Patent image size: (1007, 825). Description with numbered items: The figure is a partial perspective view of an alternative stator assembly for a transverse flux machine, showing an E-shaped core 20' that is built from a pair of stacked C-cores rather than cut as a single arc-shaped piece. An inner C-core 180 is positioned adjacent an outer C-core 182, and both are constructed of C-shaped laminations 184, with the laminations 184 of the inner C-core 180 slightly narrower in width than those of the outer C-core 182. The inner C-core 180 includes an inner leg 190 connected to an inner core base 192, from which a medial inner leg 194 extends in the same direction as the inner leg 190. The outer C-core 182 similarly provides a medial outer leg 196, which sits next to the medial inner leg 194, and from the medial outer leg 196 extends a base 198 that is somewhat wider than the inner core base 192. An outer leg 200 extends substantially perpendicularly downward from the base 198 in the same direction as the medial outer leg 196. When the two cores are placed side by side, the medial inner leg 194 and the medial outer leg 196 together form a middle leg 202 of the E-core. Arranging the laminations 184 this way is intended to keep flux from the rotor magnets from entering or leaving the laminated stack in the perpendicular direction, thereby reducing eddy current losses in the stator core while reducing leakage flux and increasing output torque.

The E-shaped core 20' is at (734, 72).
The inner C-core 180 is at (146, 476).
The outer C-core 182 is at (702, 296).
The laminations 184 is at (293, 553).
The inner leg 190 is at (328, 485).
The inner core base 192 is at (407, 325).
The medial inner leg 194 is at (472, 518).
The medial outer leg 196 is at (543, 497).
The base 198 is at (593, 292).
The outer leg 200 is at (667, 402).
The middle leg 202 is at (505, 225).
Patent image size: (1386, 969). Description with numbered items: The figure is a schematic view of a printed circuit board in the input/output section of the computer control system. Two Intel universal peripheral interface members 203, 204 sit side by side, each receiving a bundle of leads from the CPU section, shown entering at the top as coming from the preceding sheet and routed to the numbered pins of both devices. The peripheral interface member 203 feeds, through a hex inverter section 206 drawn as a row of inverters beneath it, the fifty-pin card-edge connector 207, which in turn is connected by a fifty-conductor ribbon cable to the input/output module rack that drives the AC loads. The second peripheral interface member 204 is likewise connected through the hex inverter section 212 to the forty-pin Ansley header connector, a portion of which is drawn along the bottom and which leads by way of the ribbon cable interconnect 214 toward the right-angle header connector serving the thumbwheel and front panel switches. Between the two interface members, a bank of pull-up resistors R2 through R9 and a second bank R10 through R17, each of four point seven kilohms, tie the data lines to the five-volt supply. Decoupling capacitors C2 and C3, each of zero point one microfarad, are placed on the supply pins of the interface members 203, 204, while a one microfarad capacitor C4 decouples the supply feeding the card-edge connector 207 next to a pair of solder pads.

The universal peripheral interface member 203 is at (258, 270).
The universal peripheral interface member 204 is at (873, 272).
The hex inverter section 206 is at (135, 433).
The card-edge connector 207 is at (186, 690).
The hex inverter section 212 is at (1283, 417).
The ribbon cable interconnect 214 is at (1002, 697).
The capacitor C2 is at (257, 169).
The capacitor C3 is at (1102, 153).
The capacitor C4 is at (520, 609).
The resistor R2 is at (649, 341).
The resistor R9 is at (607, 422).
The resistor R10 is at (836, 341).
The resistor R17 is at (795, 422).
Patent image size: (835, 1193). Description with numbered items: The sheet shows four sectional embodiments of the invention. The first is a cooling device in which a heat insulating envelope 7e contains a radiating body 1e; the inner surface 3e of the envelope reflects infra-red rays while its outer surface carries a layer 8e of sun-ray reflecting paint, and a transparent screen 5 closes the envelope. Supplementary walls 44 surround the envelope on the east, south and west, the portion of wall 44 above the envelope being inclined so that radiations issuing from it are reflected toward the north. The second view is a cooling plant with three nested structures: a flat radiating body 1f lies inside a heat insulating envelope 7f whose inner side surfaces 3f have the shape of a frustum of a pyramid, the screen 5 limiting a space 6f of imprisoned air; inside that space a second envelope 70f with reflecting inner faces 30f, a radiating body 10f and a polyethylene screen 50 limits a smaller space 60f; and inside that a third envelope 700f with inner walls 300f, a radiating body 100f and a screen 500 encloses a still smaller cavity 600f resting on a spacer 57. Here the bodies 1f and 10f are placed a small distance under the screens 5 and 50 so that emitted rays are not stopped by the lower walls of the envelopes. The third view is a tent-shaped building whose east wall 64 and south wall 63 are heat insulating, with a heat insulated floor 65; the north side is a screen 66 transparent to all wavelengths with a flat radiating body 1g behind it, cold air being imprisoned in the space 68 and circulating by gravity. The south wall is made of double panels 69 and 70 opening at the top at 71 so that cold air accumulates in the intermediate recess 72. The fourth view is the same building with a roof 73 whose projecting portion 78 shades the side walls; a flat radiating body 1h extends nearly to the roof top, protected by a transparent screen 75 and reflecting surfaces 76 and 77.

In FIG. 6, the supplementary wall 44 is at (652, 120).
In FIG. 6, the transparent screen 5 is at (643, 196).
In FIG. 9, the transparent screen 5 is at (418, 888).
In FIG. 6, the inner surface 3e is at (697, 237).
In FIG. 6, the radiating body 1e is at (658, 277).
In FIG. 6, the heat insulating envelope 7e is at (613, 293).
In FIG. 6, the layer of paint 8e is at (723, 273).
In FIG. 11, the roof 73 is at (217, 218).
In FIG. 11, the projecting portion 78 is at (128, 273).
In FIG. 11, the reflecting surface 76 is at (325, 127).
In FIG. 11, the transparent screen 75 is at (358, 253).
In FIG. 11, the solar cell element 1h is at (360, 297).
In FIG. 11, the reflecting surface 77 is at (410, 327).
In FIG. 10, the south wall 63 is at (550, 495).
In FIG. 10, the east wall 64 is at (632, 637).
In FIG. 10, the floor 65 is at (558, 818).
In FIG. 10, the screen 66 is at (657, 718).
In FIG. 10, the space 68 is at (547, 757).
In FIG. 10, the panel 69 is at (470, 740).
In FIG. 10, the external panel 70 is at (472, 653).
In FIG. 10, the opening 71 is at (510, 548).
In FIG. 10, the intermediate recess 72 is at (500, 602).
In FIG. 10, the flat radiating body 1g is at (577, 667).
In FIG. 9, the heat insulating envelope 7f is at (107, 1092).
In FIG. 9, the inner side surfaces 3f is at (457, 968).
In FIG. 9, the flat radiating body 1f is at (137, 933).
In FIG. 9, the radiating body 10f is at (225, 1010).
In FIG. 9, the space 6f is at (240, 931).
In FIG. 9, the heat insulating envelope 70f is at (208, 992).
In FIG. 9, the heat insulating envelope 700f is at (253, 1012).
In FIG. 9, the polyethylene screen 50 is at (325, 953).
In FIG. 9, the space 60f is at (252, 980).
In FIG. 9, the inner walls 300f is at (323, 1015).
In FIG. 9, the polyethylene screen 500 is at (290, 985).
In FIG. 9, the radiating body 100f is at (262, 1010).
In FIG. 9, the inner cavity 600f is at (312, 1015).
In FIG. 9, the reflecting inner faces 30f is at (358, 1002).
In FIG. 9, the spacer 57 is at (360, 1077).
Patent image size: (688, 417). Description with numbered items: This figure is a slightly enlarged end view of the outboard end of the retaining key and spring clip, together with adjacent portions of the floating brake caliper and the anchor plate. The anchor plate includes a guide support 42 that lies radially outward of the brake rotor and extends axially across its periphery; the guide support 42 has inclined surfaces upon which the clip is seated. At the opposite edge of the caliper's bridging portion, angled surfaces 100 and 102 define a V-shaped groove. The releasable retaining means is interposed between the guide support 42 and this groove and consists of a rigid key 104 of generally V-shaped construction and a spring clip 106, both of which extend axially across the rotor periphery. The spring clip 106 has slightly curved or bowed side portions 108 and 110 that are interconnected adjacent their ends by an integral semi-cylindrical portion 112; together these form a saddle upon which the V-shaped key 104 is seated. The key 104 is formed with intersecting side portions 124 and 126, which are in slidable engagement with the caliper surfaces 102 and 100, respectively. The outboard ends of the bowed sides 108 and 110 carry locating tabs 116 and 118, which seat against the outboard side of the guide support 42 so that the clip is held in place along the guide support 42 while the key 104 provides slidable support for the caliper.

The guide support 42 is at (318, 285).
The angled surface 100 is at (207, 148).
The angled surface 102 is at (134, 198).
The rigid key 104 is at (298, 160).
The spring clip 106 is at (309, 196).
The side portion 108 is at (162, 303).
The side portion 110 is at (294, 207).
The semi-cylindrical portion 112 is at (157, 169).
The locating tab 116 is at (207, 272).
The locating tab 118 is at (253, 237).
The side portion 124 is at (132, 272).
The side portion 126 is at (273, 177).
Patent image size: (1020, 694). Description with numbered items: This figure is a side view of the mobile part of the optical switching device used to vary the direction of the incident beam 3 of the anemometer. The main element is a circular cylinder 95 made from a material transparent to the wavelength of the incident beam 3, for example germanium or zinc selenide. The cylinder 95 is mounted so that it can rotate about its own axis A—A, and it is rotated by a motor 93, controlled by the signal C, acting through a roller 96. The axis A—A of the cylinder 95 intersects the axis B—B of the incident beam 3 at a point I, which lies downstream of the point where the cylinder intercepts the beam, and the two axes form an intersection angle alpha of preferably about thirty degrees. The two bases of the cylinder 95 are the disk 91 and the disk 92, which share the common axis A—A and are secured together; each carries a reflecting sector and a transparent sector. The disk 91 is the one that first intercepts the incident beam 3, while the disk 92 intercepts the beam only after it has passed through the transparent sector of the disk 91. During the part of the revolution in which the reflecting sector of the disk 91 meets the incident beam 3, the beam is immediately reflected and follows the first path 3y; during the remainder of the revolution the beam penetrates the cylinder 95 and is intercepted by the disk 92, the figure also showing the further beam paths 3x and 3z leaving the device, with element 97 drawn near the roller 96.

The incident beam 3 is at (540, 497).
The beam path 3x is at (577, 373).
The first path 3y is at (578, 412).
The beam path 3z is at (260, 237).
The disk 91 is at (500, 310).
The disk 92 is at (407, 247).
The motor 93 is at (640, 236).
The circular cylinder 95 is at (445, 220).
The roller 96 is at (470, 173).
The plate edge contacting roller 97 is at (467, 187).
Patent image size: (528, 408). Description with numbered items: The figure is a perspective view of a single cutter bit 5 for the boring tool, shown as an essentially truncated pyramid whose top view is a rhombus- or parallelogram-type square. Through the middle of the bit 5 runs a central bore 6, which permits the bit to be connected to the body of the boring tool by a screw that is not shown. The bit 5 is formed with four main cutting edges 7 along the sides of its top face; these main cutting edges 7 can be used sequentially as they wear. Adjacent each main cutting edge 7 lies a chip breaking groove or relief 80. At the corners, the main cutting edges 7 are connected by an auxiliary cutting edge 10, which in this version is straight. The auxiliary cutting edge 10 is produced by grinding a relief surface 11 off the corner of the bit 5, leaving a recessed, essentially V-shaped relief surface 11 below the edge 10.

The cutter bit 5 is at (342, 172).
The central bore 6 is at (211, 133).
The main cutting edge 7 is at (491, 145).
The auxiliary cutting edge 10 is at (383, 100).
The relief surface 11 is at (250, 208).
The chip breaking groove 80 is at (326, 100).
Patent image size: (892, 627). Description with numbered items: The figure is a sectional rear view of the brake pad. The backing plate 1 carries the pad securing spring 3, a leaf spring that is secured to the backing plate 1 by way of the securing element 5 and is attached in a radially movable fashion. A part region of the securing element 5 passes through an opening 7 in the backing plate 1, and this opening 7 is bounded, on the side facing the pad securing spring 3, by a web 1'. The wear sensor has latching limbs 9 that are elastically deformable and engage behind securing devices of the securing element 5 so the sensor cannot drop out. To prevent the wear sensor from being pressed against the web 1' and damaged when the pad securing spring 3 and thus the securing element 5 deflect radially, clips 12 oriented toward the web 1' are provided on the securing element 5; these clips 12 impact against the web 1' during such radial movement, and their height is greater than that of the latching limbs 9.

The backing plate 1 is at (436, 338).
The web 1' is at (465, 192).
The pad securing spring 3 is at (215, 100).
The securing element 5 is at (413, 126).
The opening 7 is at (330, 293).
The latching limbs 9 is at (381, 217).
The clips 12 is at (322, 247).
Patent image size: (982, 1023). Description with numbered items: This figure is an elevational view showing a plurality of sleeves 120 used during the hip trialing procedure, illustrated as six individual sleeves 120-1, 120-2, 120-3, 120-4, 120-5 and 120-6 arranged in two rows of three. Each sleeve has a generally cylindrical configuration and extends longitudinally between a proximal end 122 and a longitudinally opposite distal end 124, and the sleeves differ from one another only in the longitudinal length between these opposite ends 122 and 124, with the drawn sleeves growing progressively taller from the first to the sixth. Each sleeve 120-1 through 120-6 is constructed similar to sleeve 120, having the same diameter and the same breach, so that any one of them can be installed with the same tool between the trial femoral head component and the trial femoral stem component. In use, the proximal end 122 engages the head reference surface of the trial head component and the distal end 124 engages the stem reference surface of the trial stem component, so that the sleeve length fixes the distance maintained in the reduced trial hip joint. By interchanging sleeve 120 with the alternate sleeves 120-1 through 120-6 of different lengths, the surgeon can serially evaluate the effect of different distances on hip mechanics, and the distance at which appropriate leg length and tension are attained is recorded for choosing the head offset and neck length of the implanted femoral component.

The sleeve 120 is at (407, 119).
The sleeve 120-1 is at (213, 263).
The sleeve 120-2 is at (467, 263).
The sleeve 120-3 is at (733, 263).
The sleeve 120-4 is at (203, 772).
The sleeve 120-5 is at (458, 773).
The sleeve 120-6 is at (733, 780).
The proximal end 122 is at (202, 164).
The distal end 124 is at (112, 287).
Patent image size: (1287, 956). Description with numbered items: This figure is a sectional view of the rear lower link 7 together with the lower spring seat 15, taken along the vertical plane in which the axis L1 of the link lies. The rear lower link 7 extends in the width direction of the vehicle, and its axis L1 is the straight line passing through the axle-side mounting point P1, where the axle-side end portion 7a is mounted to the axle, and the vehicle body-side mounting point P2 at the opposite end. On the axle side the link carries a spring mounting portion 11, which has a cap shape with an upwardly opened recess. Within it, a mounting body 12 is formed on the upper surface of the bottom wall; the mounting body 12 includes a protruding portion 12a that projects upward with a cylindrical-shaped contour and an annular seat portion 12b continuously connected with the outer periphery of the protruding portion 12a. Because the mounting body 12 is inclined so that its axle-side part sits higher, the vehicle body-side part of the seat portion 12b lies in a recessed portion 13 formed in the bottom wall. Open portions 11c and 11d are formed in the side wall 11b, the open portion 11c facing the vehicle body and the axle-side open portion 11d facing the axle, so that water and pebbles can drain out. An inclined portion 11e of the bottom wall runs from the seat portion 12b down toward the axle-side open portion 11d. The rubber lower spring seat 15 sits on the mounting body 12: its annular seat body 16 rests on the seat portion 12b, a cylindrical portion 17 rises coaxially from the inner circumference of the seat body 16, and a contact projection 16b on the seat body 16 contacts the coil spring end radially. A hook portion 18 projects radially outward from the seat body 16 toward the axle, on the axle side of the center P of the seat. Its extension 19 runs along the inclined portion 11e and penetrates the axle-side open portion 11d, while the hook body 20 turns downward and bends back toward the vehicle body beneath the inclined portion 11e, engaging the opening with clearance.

REQUIREMENT: Could you give the lines of the records above as a numbered list, starting at the line that contains "Patent image size: (528, 408)." and stopping after the line that contains "The cutter bit 5 is at (342, 172).", with blank lines left out?

EXERCISE ANSWER:
1. Patent image size: (528, 408). Description with numbered items: The figure is a perspective view of a single cutter bit 5 for the boring tool, shown as an essentially truncated pyramid whose top view is a rhombus- or parallelogram-type square. Through the middle of the bit 5 runs a central bore 6, which permits the bit to be connected to the body of the boring tool by a screw that is not shown. The bit 5 is formed with four main cutting edges 7 along the sides of its top face; these main cutting edges 7 can be used sequentially as they wear. Adjacent each main cutting edge 7 lies a chip breaking groove or relief 80. At the corners, the main cutting edges 7 are connected by an auxiliary cutting edge 10, which in this version is straight. The auxiliary cutting edge 10 is produced by grinding a relief surface 11 off the corner of the bit 5, leaving a recessed, essentially V-shaped relief surface 11 below the edge 10.
2. The cutter bit 5 is at (342, 172).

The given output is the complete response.